Scan the entries below for the word "JSON". Copy each line that has it.

> **Information given**
* * *

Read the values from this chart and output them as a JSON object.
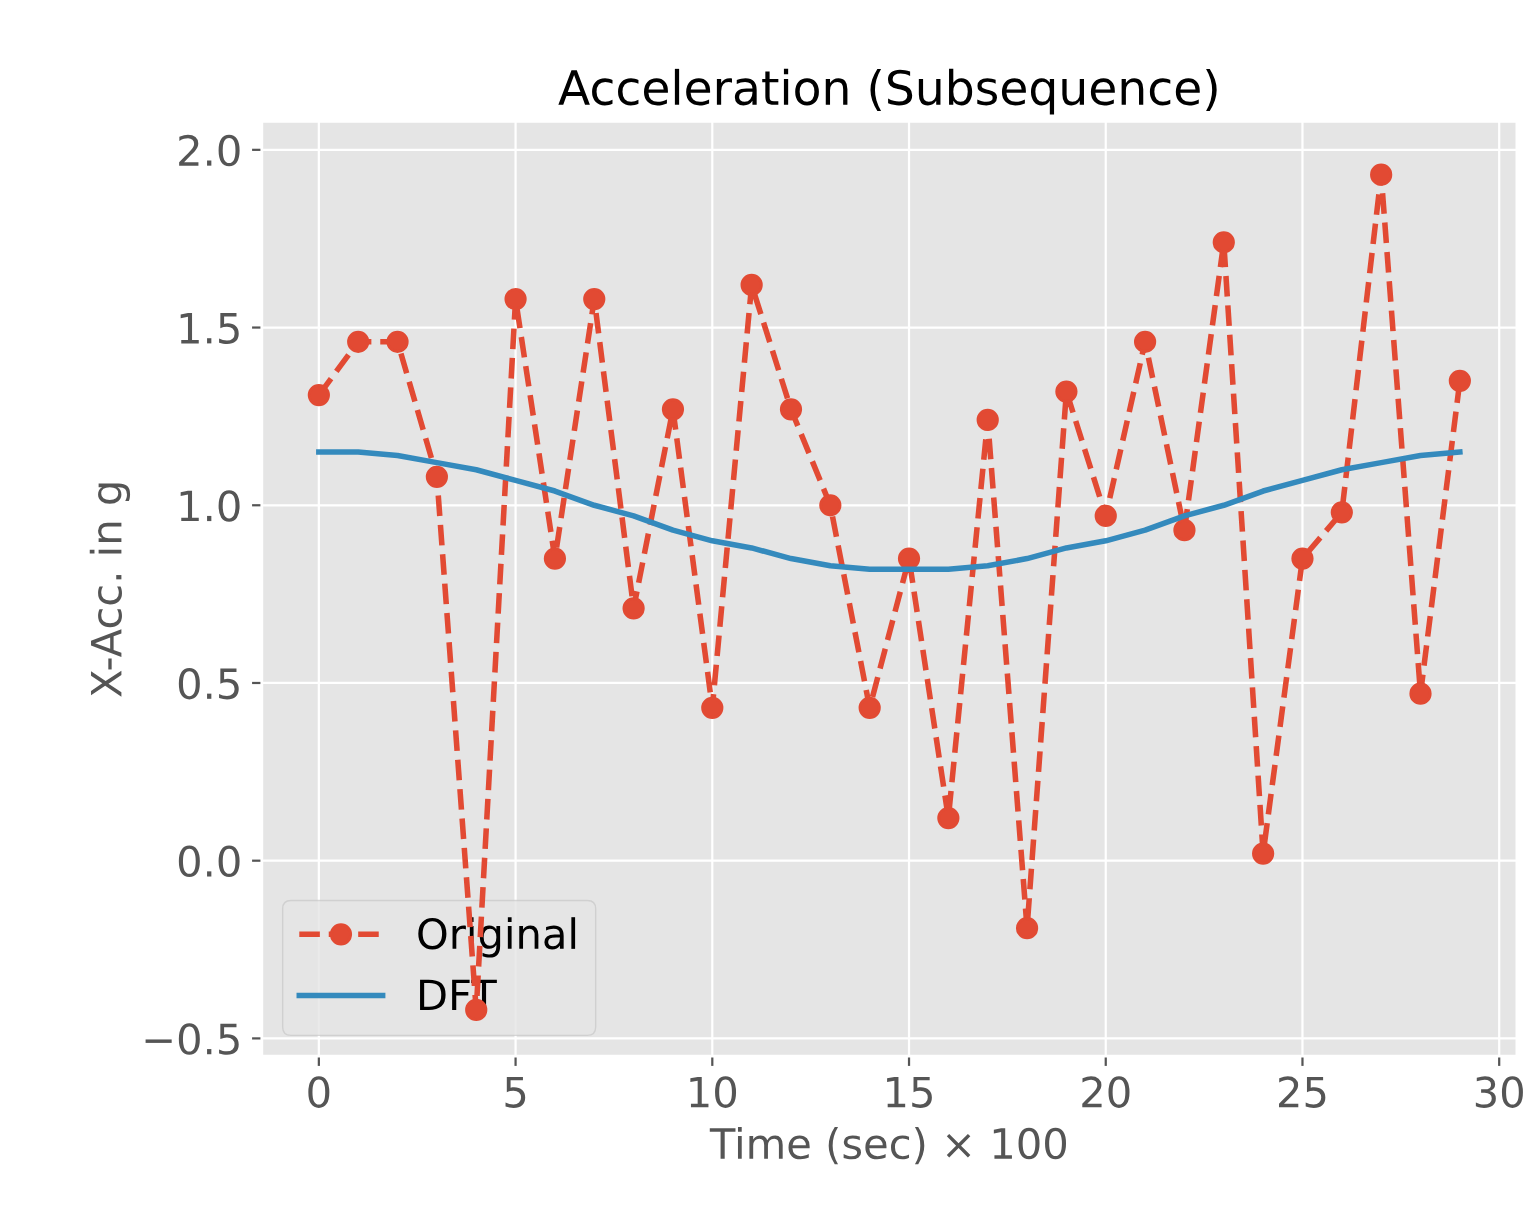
{
  "chart_data": {
    "type": "line",
    "title": "Acceleration (Subsequence)",
    "xlabel": "Time (sec) × 100",
    "ylabel": "X-Acc. in g",
    "x": [
      0,
      1,
      2,
      3,
      4,
      5,
      6,
      7,
      8,
      9,
      10,
      11,
      12,
      13,
      14,
      15,
      16,
      17,
      18,
      19,
      20,
      21,
      22,
      23,
      24,
      25,
      26,
      27,
      28,
      29
    ],
    "series": [
      {
        "name": "Original",
        "color": "#e24a33",
        "marker": "circle",
        "line_style": "dashed",
        "values": [
          1.31,
          1.46,
          1.46,
          1.08,
          -0.42,
          1.58,
          0.85,
          1.58,
          0.71,
          1.27,
          0.43,
          1.62,
          1.27,
          1.0,
          0.43,
          0.85,
          0.12,
          1.24,
          -0.19,
          1.32,
          0.97,
          1.46,
          0.93,
          1.74,
          0.02,
          0.85,
          0.98,
          1.93,
          0.47,
          1.35
        ]
      },
      {
        "name": "DFT",
        "color": "#348abd",
        "marker": "none",
        "line_style": "solid",
        "values": [
          1.15,
          1.15,
          1.14,
          1.12,
          1.1,
          1.07,
          1.04,
          1.0,
          0.97,
          0.93,
          0.9,
          0.88,
          0.85,
          0.83,
          0.82,
          0.82,
          0.82,
          0.83,
          0.85,
          0.88,
          0.9,
          0.93,
          0.97,
          1.0,
          1.04,
          1.07,
          1.1,
          1.12,
          1.14,
          1.15
        ]
      }
    ],
    "xlim": [
      -1.45,
      30.45
    ],
    "ylim": [
      -0.55,
      2.08
    ],
    "xticks": [
      0,
      5,
      10,
      15,
      20,
      25,
      30
    ],
    "yticks": [
      {
        "value": -0.5,
        "label": "−0.5"
      },
      {
        "value": 0.0,
        "label": "0.0"
      },
      {
        "value": 0.5,
        "label": "0.5"
      },
      {
        "value": 1.0,
        "label": "1.0"
      },
      {
        "value": 1.5,
        "label": "1.5"
      },
      {
        "value": 2.0,
        "label": "2.0"
      }
    ],
    "grid": true,
    "legend": "bottom left"
  }
}
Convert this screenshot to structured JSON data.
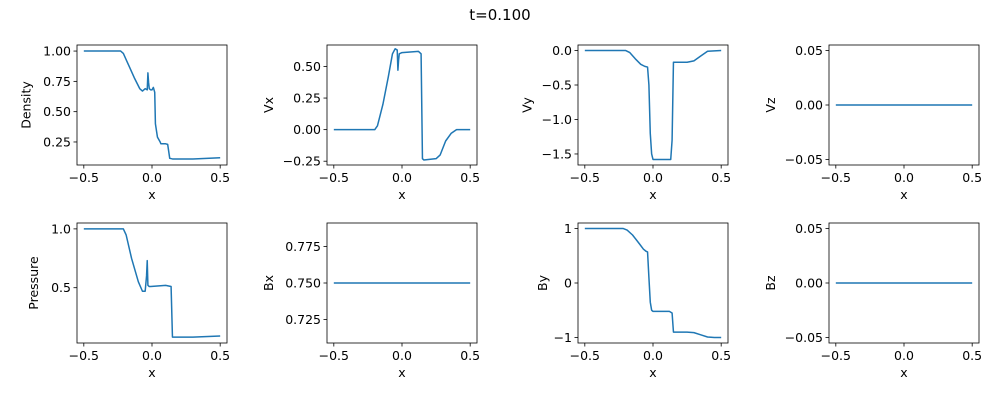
{
  "figure": {
    "title": "t=0.100",
    "line_color": "#1f77b4"
  },
  "chart_data": [
    {
      "type": "line",
      "title": "",
      "xlabel": "x",
      "ylabel": "Density",
      "xlim": [
        -0.55,
        0.55
      ],
      "ylim": [
        0.06,
        1.05
      ],
      "xticks": [
        -0.5,
        0.0,
        0.5
      ],
      "xtick_labels": [
        "−0.5",
        "0.0",
        "0.5"
      ],
      "yticks": [
        0.25,
        0.5,
        0.75,
        1.0
      ],
      "ytick_labels": [
        "0.25",
        "0.50",
        "0.75",
        "1.00"
      ],
      "grid": false,
      "series": [
        {
          "x": [
            -0.5,
            -0.23,
            -0.21,
            -0.17,
            -0.13,
            -0.09,
            -0.07,
            -0.05,
            -0.035,
            -0.03,
            -0.025,
            -0.02,
            -0.01,
            0.0,
            0.01,
            0.02,
            0.025,
            0.04,
            0.06,
            0.065,
            0.1,
            0.115,
            0.13,
            0.15,
            0.3,
            0.5
          ],
          "y": [
            1.0,
            1.0,
            0.98,
            0.88,
            0.78,
            0.69,
            0.67,
            0.69,
            0.68,
            0.82,
            0.74,
            0.69,
            0.68,
            0.68,
            0.7,
            0.66,
            0.4,
            0.29,
            0.25,
            0.235,
            0.235,
            0.23,
            0.115,
            0.11,
            0.11,
            0.12
          ]
        }
      ]
    },
    {
      "type": "line",
      "title": "",
      "xlabel": "x",
      "ylabel": "Vx",
      "xlim": [
        -0.55,
        0.55
      ],
      "ylim": [
        -0.28,
        0.67
      ],
      "xticks": [
        -0.5,
        0.0,
        0.5
      ],
      "xtick_labels": [
        "−0.5",
        "0.0",
        "0.5"
      ],
      "yticks": [
        -0.25,
        0.0,
        0.25,
        0.5
      ],
      "ytick_labels": [
        "−0.25",
        "0.00",
        "0.25",
        "0.50"
      ],
      "grid": false,
      "series": [
        {
          "x": [
            -0.5,
            -0.2,
            -0.18,
            -0.14,
            -0.1,
            -0.07,
            -0.05,
            -0.035,
            -0.03,
            -0.025,
            -0.02,
            0.0,
            0.12,
            0.14,
            0.15,
            0.16,
            0.25,
            0.28,
            0.32,
            0.36,
            0.4,
            0.5
          ],
          "y": [
            0.0,
            0.0,
            0.03,
            0.2,
            0.42,
            0.6,
            0.64,
            0.63,
            0.47,
            0.55,
            0.6,
            0.61,
            0.62,
            0.6,
            -0.23,
            -0.24,
            -0.23,
            -0.2,
            -0.09,
            -0.03,
            0.0,
            0.0
          ]
        }
      ]
    },
    {
      "type": "line",
      "title": "",
      "xlabel": "x",
      "ylabel": "Vy",
      "xlim": [
        -0.55,
        0.55
      ],
      "ylim": [
        -1.66,
        0.08
      ],
      "xticks": [
        -0.5,
        0.0,
        0.5
      ],
      "xtick_labels": [
        "−0.5",
        "0.0",
        "0.5"
      ],
      "yticks": [
        -1.5,
        -1.0,
        -0.5,
        0.0
      ],
      "ytick_labels": [
        "−1.5",
        "−1.0",
        "−0.5",
        "0.0"
      ],
      "grid": false,
      "series": [
        {
          "x": [
            -0.5,
            -0.2,
            -0.17,
            -0.13,
            -0.09,
            -0.06,
            -0.04,
            -0.03,
            -0.02,
            -0.01,
            0.0,
            0.13,
            0.14,
            0.15,
            0.25,
            0.3,
            0.35,
            0.4,
            0.5
          ],
          "y": [
            0.0,
            0.0,
            -0.03,
            -0.12,
            -0.2,
            -0.23,
            -0.24,
            -0.5,
            -1.2,
            -1.5,
            -1.58,
            -1.58,
            -1.3,
            -0.17,
            -0.17,
            -0.15,
            -0.08,
            -0.01,
            0.0
          ]
        }
      ]
    },
    {
      "type": "line",
      "title": "",
      "xlabel": "x",
      "ylabel": "Vz",
      "xlim": [
        -0.55,
        0.55
      ],
      "ylim": [
        -0.055,
        0.055
      ],
      "xticks": [
        -0.5,
        0.0,
        0.5
      ],
      "xtick_labels": [
        "−0.5",
        "0.0",
        "0.5"
      ],
      "yticks": [
        -0.05,
        0.0,
        0.05
      ],
      "ytick_labels": [
        "−0.05",
        "0.00",
        "0.05"
      ],
      "grid": false,
      "series": [
        {
          "x": [
            -0.5,
            0.5
          ],
          "y": [
            0.0,
            0.0
          ]
        }
      ]
    },
    {
      "type": "line",
      "title": "",
      "xlabel": "x",
      "ylabel": "Pressure",
      "xlim": [
        -0.55,
        0.55
      ],
      "ylim": [
        0.03,
        1.05
      ],
      "xticks": [
        -0.5,
        0.0,
        0.5
      ],
      "xtick_labels": [
        "−0.5",
        "0.0",
        "0.5"
      ],
      "yticks": [
        0.5,
        1.0
      ],
      "ytick_labels": [
        "0.5",
        "1.0"
      ],
      "grid": false,
      "series": [
        {
          "x": [
            -0.5,
            -0.21,
            -0.19,
            -0.15,
            -0.1,
            -0.07,
            -0.05,
            -0.04,
            -0.035,
            -0.03,
            -0.02,
            -0.01,
            0.1,
            0.14,
            0.15,
            0.3,
            0.5
          ],
          "y": [
            1.0,
            1.0,
            0.95,
            0.75,
            0.55,
            0.47,
            0.47,
            0.6,
            0.73,
            0.52,
            0.51,
            0.51,
            0.52,
            0.51,
            0.08,
            0.08,
            0.09
          ]
        }
      ]
    },
    {
      "type": "line",
      "title": "",
      "xlabel": "x",
      "ylabel": "Bx",
      "xlim": [
        -0.55,
        0.55
      ],
      "ylim": [
        0.709,
        0.791
      ],
      "xticks": [
        -0.5,
        0.0,
        0.5
      ],
      "xtick_labels": [
        "−0.5",
        "0.0",
        "0.5"
      ],
      "yticks": [
        0.725,
        0.75,
        0.775
      ],
      "ytick_labels": [
        "0.725",
        "0.750",
        "0.775"
      ],
      "grid": false,
      "series": [
        {
          "x": [
            -0.5,
            0.5
          ],
          "y": [
            0.75,
            0.75
          ]
        }
      ]
    },
    {
      "type": "line",
      "title": "",
      "xlabel": "x",
      "ylabel": "By",
      "xlim": [
        -0.55,
        0.55
      ],
      "ylim": [
        -1.1,
        1.1
      ],
      "xticks": [
        -0.5,
        0.0,
        0.5
      ],
      "xtick_labels": [
        "−0.5",
        "0.0",
        "0.5"
      ],
      "yticks": [
        -1,
        0,
        1
      ],
      "ytick_labels": [
        "−1",
        "0",
        "1"
      ],
      "grid": false,
      "series": [
        {
          "x": [
            -0.5,
            -0.22,
            -0.19,
            -0.15,
            -0.1,
            -0.07,
            -0.05,
            -0.04,
            -0.03,
            -0.02,
            -0.01,
            0.0,
            0.12,
            0.14,
            0.15,
            0.25,
            0.3,
            0.35,
            0.4,
            0.45,
            0.5
          ],
          "y": [
            1.0,
            1.0,
            0.97,
            0.88,
            0.72,
            0.62,
            0.58,
            0.57,
            0.1,
            -0.35,
            -0.5,
            -0.52,
            -0.52,
            -0.55,
            -0.9,
            -0.9,
            -0.91,
            -0.95,
            -0.99,
            -1.0,
            -1.0
          ]
        }
      ]
    },
    {
      "type": "line",
      "title": "",
      "xlabel": "x",
      "ylabel": "Bz",
      "xlim": [
        -0.55,
        0.55
      ],
      "ylim": [
        -0.055,
        0.055
      ],
      "xticks": [
        -0.5,
        0.0,
        0.5
      ],
      "xtick_labels": [
        "−0.5",
        "0.0",
        "0.5"
      ],
      "yticks": [
        -0.05,
        0.0,
        0.05
      ],
      "ytick_labels": [
        "−0.05",
        "0.00",
        "0.05"
      ],
      "grid": false,
      "series": [
        {
          "x": [
            -0.5,
            0.5
          ],
          "y": [
            0.0,
            0.0
          ]
        }
      ]
    }
  ]
}
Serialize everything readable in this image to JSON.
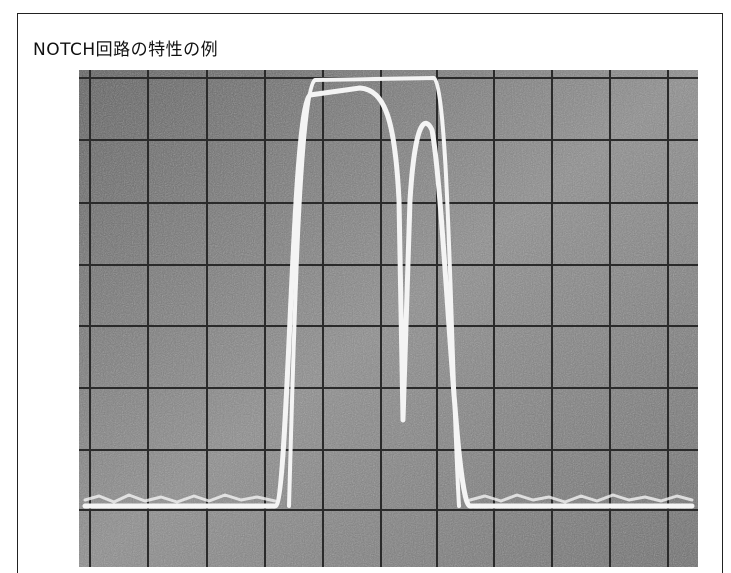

* * *

> **Task solution**
Read the values from this chart and output them as a JSON object.
Convert this screenshot to structured JSON data.
Serialize everything readable in this image to JSON.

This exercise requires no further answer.